• **Data entries**
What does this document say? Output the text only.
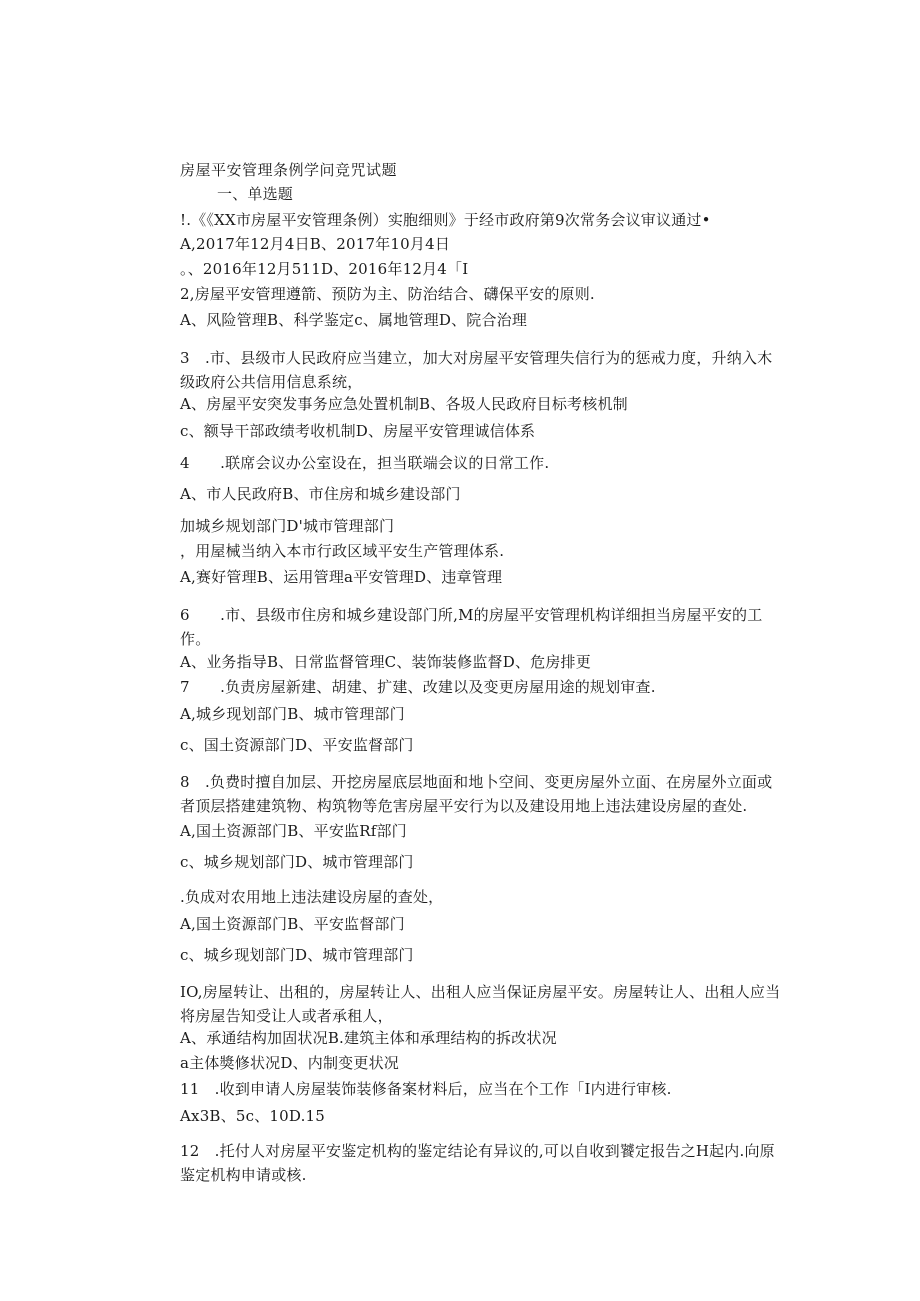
房屋平安管理条例学问竞咒试题
一、单选题
!.《《XX市房屋平安管理条例）实胞细则》于经市政府第9次常务会议审议通过•
A,2017年12月4日B、2017年10月4日
。、2016年12月511D、2016年12月4「I
2,房屋平安管理遵箭、预防为主、防治结合、礴保平安的原则.
A、风险管理B、科学鉴定c、属地管理D、院合治理
3　.市、县级市人民政府应当建立，加大对房屋平安管理失信行为的惩戒力度，升纳入木级政府公共信用信息系统，
A、房屋平安突发事务应急处置机制B、各圾人民政府目标考核机制
c、额导干部政绩考收机制D、房屋平安管理诚信体系
4　　.联席会议办公室设在，担当联端会议的日常工作.
A、市人民政府B、市住房和城乡建设部门
加城乡规划部门D'城市管理部门
，用屋械当纳入本市行政区域平安生产管理体系.
A,赛好管理B、运用管理a平安管理D、违章管理
6　　.市、县级市住房和城乡建设部门所,M的房屋平安管理机构详细担当房屋平安的工作。
A、业务指导B、日常监督管理C、装饰装修监督D、危房排更
7　　.负责房屋新建、胡建、扩建、改建以及变更房屋用途的规划审查.
A,城乡现划部门B、城市管理部门
c、国土资源部门D、平安监督部门
8　.负费时擅自加层、开挖房屋底层地面和地卜空间、变更房屋外立面、在房屋外立面或者顶层搭建建筑物、构筑物等危害房屋平安行为以及建设用地上违法建设房屋的查处.
A,国土资源部门B、平安监Rf部门
c、城乡规划部门D、城市管理部门
.负成对农用地上违法建设房屋的查处，
A,国土资源部门B、平安监督部门
c、城乡现划部门D、城市管理部门
IO,房屋转让、出租的，房屋转让人、出租人应当保证房屋平安。房屋转让人、出租人应当将房屋告知受让人或者承租人，
A、承通结构加固状况B.建筑主体和承理结构的拆改状况
a主体獎修状况D、内制变更状况
11　.收到申请人房屋装饰装修备案材料后，应当在个工作「I内进行审核.
Ax3B、5c、10D.15
12　.托付人对房屋平安鉴定机构的鉴定结论有异议的,可以自收到饕定报告之H起内.向原鉴定机构申请或核.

• **Written problem**
Select the lines in this material that hold the word "城市管理部门", leaving none out.

• **Task answer**
加城乡规划部门D'城市管理部门
A,城乡现划部门B、城市管理部门
c、城乡规划部门D、城市管理部门
c、城乡现划部门D、城市管理部门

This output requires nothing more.